| Task to carry out |
Print the listing below in its entirety, character for character.

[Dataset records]
/---

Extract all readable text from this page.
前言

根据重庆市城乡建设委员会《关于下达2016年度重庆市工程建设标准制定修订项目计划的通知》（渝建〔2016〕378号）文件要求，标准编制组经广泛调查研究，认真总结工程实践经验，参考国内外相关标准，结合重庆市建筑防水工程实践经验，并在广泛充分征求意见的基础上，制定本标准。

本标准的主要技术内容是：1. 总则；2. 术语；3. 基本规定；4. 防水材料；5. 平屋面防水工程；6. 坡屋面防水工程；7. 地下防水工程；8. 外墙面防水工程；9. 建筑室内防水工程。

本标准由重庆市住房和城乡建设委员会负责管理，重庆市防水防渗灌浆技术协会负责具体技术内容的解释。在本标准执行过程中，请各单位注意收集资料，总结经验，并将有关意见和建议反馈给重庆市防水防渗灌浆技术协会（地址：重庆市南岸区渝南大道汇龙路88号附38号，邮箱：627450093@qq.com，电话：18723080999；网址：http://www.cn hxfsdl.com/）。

\---

| Solution to this exercise |
Extract all readable text from this page.
前言

根据重庆市城乡建设委员会《关于下达2016年度重庆市工程建设标准制定修订项目计划的通知》（渝建〔2016〕378号）文件要求，标准编制组经广泛调查研究，认真总结工程实践经验，参考国内外相关标准，结合重庆市建筑防水工程实践经验，并在广泛充分征求意见的基础上，制定本标准。

本标准的主要技术内容是：1. 总则；2. 术语；3. 基本规定；4. 防水材料；5. 平屋面防水工程；6. 坡屋面防水工程；7. 地下防水工程；8. 外墙面防水工程；9. 建筑室内防水工程。

本标准由重庆市住房和城乡建设委员会负责管理，重庆市防水防渗灌浆技术协会负责具体技术内容的解释。在本标准执行过程中，请各单位注意收集资料，总结经验，并将有关意见和建议反馈给重庆市防水防渗灌浆技术协会（地址：重庆市南岸区渝南大道汇龙路88号附38号，邮箱：627450093@qq.com，电话：18723080999；网址：http://www.cn hxfsdl.com/）。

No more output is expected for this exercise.